>> begin Provided data
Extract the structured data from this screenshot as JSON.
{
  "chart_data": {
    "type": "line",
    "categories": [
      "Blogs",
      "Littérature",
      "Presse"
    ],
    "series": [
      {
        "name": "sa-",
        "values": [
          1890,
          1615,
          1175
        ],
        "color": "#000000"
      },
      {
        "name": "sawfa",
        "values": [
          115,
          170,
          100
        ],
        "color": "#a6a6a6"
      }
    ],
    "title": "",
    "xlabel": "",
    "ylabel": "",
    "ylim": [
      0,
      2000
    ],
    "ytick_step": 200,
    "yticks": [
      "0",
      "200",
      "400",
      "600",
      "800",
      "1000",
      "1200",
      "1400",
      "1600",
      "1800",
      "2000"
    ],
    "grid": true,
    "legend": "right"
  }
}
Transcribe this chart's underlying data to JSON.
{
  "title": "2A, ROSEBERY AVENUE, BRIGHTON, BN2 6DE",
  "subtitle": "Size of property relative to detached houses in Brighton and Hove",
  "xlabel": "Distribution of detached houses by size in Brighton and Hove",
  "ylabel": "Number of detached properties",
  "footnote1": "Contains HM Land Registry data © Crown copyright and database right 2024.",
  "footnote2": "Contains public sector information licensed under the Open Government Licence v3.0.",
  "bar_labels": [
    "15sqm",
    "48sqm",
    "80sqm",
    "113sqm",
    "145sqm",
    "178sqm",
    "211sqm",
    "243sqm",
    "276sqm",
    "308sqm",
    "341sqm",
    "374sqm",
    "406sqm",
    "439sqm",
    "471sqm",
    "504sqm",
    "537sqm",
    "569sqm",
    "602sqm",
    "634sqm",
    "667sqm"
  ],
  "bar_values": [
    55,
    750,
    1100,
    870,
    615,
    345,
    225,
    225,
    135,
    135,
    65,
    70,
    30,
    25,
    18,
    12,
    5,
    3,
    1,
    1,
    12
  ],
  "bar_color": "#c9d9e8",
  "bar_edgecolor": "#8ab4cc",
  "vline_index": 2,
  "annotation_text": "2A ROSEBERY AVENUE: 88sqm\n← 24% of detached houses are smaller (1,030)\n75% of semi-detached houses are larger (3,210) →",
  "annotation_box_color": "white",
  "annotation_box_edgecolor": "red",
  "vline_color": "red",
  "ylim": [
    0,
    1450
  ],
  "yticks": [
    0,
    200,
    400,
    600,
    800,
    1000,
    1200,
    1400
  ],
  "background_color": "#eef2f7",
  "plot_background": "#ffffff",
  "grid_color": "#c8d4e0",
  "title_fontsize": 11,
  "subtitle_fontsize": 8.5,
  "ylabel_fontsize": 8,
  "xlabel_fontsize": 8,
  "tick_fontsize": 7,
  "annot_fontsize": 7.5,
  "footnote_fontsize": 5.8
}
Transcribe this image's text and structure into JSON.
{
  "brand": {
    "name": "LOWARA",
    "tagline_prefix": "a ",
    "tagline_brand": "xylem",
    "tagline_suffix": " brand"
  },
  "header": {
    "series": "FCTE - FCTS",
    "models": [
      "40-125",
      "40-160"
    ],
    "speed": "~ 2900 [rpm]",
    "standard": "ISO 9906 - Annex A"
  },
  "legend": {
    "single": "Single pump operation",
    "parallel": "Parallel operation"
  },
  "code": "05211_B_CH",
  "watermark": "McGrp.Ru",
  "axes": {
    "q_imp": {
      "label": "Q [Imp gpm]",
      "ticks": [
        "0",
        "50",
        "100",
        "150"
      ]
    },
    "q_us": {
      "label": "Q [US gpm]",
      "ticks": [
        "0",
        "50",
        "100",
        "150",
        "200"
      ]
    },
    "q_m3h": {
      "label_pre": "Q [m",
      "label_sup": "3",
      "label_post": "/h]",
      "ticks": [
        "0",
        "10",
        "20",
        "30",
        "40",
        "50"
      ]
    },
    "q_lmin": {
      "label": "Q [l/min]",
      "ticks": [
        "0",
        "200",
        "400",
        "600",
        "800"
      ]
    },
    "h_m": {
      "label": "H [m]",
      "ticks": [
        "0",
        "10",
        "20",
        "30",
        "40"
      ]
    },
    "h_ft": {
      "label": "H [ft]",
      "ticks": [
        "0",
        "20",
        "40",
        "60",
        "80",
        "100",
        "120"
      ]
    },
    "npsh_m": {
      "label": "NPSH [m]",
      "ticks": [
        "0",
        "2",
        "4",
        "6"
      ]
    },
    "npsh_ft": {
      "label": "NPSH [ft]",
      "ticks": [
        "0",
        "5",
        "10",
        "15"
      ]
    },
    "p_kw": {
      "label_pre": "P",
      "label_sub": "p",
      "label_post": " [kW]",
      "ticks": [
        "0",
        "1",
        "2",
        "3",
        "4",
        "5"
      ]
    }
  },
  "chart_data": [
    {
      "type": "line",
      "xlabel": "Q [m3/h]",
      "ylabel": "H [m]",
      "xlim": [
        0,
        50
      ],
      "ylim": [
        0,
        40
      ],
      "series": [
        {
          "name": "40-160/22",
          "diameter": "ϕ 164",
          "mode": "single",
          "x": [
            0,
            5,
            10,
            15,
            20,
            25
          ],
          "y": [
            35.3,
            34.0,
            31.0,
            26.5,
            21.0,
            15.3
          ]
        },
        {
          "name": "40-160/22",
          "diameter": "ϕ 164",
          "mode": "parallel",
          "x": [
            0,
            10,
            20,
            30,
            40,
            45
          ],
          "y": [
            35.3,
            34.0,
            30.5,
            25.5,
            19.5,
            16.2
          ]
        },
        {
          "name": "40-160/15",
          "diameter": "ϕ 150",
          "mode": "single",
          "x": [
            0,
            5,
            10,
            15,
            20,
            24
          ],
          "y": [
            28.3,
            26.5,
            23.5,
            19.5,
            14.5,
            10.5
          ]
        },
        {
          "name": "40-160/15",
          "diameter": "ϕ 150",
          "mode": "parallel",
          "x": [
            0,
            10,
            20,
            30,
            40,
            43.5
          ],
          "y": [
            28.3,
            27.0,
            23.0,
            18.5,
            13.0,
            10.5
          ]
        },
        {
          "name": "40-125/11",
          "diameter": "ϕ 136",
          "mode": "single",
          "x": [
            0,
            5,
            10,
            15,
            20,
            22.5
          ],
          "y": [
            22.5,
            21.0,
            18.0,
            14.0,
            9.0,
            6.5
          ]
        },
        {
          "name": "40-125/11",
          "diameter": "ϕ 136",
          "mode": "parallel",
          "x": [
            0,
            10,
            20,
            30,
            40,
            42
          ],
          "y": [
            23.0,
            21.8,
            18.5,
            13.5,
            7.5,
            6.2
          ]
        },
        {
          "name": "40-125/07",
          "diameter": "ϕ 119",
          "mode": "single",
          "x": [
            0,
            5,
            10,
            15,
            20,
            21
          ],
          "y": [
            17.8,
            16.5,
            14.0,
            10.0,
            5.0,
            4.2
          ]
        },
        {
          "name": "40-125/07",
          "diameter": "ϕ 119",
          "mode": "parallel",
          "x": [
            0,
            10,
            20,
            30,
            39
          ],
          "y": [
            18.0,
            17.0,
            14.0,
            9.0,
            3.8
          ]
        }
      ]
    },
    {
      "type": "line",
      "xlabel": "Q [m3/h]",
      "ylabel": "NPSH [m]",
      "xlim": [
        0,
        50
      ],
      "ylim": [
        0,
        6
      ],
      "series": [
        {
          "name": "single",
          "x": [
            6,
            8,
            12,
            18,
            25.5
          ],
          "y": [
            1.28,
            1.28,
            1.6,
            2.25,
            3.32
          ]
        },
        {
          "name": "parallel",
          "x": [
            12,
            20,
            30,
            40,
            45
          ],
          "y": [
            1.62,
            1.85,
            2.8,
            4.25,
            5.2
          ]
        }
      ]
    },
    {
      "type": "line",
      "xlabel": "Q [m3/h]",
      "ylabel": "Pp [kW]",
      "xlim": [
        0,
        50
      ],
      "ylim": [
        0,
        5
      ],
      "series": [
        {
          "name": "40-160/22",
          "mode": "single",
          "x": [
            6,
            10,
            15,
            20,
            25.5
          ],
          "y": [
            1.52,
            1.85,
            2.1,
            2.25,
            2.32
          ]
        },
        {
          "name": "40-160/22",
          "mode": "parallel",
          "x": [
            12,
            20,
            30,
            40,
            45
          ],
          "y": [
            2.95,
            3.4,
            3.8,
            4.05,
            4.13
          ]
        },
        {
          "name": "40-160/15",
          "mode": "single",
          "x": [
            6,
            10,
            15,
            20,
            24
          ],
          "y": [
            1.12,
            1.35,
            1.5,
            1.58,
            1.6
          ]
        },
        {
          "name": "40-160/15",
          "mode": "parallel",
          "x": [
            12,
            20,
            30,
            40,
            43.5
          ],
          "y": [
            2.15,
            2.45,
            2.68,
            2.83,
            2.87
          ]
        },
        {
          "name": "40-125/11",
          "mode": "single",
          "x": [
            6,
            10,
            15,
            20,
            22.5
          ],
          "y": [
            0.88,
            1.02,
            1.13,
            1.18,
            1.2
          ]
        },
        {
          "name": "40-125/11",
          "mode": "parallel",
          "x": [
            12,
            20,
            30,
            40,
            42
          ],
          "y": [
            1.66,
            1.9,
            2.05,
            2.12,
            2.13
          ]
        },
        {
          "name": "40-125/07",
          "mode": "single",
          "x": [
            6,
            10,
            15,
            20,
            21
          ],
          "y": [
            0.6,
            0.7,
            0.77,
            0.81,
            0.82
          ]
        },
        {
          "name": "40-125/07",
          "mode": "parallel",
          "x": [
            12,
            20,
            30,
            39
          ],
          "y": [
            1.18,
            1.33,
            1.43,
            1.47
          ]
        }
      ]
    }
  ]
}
>> end Provided data
Copy out each line of the material that holds the word "this".

• Answer to the task:
Extract the structured data from this screenshot as JSON.
Transcribe this chart's underlying data to JSON.
Transcribe this image's text and structure into JSON.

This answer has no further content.